LISTING.
────────────────────
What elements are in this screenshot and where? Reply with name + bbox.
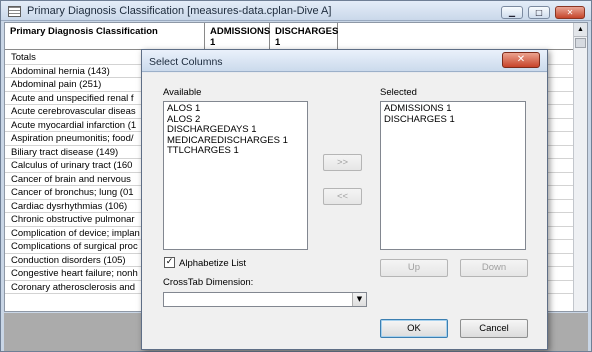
dialog-title: Select Columns (149, 56, 223, 68)
column-header-primary-diagnosis[interactable]: Primary Diagnosis Classification (5, 23, 205, 50)
minimize-button[interactable]: ▁ (501, 6, 523, 19)
maximize-button[interactable]: □ (528, 6, 550, 19)
grid-header: Primary Diagnosis Classification ADMISSI… (5, 23, 587, 50)
column-header-discharges[interactable]: DISCHARGES 1 (270, 23, 338, 50)
crosstab-dropdown[interactable]: ▼ (163, 292, 367, 307)
available-listbox[interactable]: ALOS 1 ALOS 2 DISCHARGEDAYS 1 MEDICAREDISCH… (163, 101, 308, 250)
chevron-down-icon[interactable]: ▼ (352, 293, 366, 306)
scroll-up-icon[interactable]: ▲ (574, 23, 587, 37)
add-column-button[interactable]: >> (323, 154, 362, 171)
alphabetize-label: Alphabetize List (179, 258, 247, 269)
list-item[interactable]: DISCHARGEDAYS 1 (167, 124, 304, 136)
list-item[interactable]: DISCHARGES 1 (384, 114, 522, 126)
grid-app-icon (8, 6, 21, 17)
scroll-thumb[interactable] (575, 38, 586, 48)
column-header-admissions[interactable]: ADMISSIONS 1 (205, 23, 270, 50)
available-label: Available (163, 87, 202, 98)
close-button[interactable]: ✕ (555, 6, 585, 19)
selected-label: Selected (380, 87, 417, 98)
crosstab-label: CrossTab Dimension: (163, 277, 254, 288)
dialog-titlebar: Select Columns ✕ (142, 50, 547, 72)
remove-column-button[interactable]: << (323, 188, 362, 205)
alphabetize-checkbox[interactable]: ✓ (164, 257, 175, 268)
dialog-close-button[interactable]: ✕ (502, 52, 540, 68)
select-columns-dialog: Select Columns ✕ Available ALOS 1 ALOS 2D… (141, 49, 548, 350)
dialog-body: Available ALOS 1 ALOS 2 DISCHARGEDAYS 1 MED… (142, 73, 547, 349)
main-window-title: Primary Diagnosis Classification [measur… (27, 5, 332, 17)
list-item[interactable]: ADMISSIONS 1 (384, 103, 522, 115)
move-down-button[interactable]: Down (460, 259, 528, 277)
vertical-scrollbar[interactable]: ▲ (573, 23, 587, 311)
list-item[interactable]: TTLCHARGES 1 (167, 145, 304, 157)
cancel-button[interactable]: Cancel (460, 319, 528, 338)
move-up-button[interactable]: Up (380, 259, 448, 277)
ok-button[interactable]: OK (380, 319, 448, 338)
selected-listbox[interactable]: ADMISSIONS 1 DISCHARGES 1 (380, 101, 526, 250)
main-titlebar: Primary Diagnosis Classification [measur… (1, 1, 591, 21)
list-item[interactable]: ALOS 1 (167, 103, 304, 115)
────────────────────
TASK REQUIREMENTS. Please write out every one of the lines above word for word, leaving the picture out.

SOLUTION FOR THIS TASK.
What elements are in this screenshot and where? Reply with name + bbox.
dialog-title: Select Columns (149, 56, 223, 68)
column-header-primary-diagnosis[interactable]: Primary Diagnosis Classification (5, 23, 205, 50)
minimize-button[interactable]: ▁ (501, 6, 523, 19)
maximize-button[interactable]: □ (528, 6, 550, 19)
grid-header: Primary Diagnosis Classification ADMISSI… (5, 23, 587, 50)
column-header-discharges[interactable]: DISCHARGES 1 (270, 23, 338, 50)
crosstab-dropdown[interactable]: ▼ (163, 292, 367, 307)
available-listbox[interactable]: ALOS 1 ALOS 2 DISCHARGEDAYS 1 MEDICAREDISCH… (163, 101, 308, 250)
chevron-down-icon[interactable]: ▼ (352, 293, 366, 306)
scroll-up-icon[interactable]: ▲ (574, 23, 587, 37)
add-column-button[interactable]: >> (323, 154, 362, 171)
alphabetize-label: Alphabetize List (179, 258, 247, 269)
list-item[interactable]: DISCHARGEDAYS 1 (167, 124, 304, 136)
list-item[interactable]: DISCHARGES 1 (384, 114, 522, 126)
grid-app-icon (8, 6, 21, 17)
scroll-thumb[interactable] (575, 38, 586, 48)
column-header-admissions[interactable]: ADMISSIONS 1 (205, 23, 270, 50)
available-label: Available (163, 87, 202, 98)
close-button[interactable]: ✕ (555, 6, 585, 19)
selected-label: Selected (380, 87, 417, 98)
crosstab-label: CrossTab Dimension: (163, 277, 254, 288)
dialog-titlebar: Select Columns ✕ (142, 50, 547, 72)
remove-column-button[interactable]: << (323, 188, 362, 205)
alphabetize-checkbox[interactable]: ✓ (164, 257, 175, 268)
dialog-close-button[interactable]: ✕ (502, 52, 540, 68)
select-columns-dialog: Select Columns ✕ Available ALOS 1 ALOS 2D… (141, 49, 548, 350)
dialog-body: Available ALOS 1 ALOS 2 DISCHARGEDAYS 1 MED… (142, 73, 547, 349)
main-window-title: Primary Diagnosis Classification [measur… (27, 5, 332, 17)
list-item[interactable]: ADMISSIONS 1 (384, 103, 522, 115)
move-down-button[interactable]: Down (460, 259, 528, 277)
vertical-scrollbar[interactable]: ▲ (573, 23, 587, 311)
list-item[interactable]: TTLCHARGES 1 (167, 145, 304, 157)
cancel-button[interactable]: Cancel (460, 319, 528, 338)
move-up-button[interactable]: Up (380, 259, 448, 277)
ok-button[interactable]: OK (380, 319, 448, 338)
selected-listbox[interactable]: ADMISSIONS 1 DISCHARGES 1 (380, 101, 526, 250)
main-titlebar: Primary Diagnosis Classification [measur… (1, 1, 591, 21)
list-item[interactable]: ALOS 1 (167, 103, 304, 115)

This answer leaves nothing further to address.